#### Directions for this task
Write out the listing in full, matching it word for word.
━━━ Recorded information ━━━
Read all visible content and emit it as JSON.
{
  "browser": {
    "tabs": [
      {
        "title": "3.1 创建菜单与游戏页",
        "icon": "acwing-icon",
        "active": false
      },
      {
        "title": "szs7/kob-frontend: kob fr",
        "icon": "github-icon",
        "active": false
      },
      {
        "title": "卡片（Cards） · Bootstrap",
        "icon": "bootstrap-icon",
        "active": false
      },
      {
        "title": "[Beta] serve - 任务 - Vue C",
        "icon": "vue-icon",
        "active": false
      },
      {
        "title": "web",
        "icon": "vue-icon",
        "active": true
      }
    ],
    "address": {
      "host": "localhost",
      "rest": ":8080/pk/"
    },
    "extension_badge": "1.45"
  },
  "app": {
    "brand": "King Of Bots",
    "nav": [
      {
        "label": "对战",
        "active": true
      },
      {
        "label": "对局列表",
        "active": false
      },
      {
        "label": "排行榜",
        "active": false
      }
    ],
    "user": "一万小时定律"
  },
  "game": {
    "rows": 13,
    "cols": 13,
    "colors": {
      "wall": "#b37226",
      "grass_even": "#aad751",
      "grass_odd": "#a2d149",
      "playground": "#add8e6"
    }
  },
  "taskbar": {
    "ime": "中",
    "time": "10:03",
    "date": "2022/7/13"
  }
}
━━━
#### Solution to this task
Read all visible content and emit it as JSON.
{
  "browser": {
    "tabs": [
      {
        "title": "3.1 创建菜单与游戏页",
        "icon": "acwing-icon",
        "active": false
      },
      {
        "title": "szs7/kob-frontend: kob fr",
        "icon": "github-icon",
        "active": false
      },
      {
        "title": "卡片（Cards） · Bootstrap",
        "icon": "bootstrap-icon",
        "active": false
      },
      {
        "title": "[Beta] serve - 任务 - Vue C",
        "icon": "vue-icon",
        "active": false
      },
      {
        "title": "web",
        "icon": "vue-icon",
        "active": true
      }
    ],
    "address": {
      "host": "localhost",
      "rest": ":8080/pk/"
    },
    "extension_badge": "1.45"
  },
  "app": {
    "brand": "King Of Bots",
    "nav": [
      {
        "label": "对战",
        "active": true
      },
      {
        "label": "对局列表",
        "active": false
      },
      {
        "label": "排行榜",
        "active": false
      }
    ],
    "user": "一万小时定律"
  },
  "game": {
    "rows": 13,
    "cols": 13,
    "colors": {
      "wall": "#b37226",
      "grass_even": "#aad751",
      "grass_odd": "#a2d149",
      "playground": "#add8e6"
    }
  },
  "taskbar": {
    "ime": "中",
    "time": "10:03",
    "date": "2022/7/13"
  }
}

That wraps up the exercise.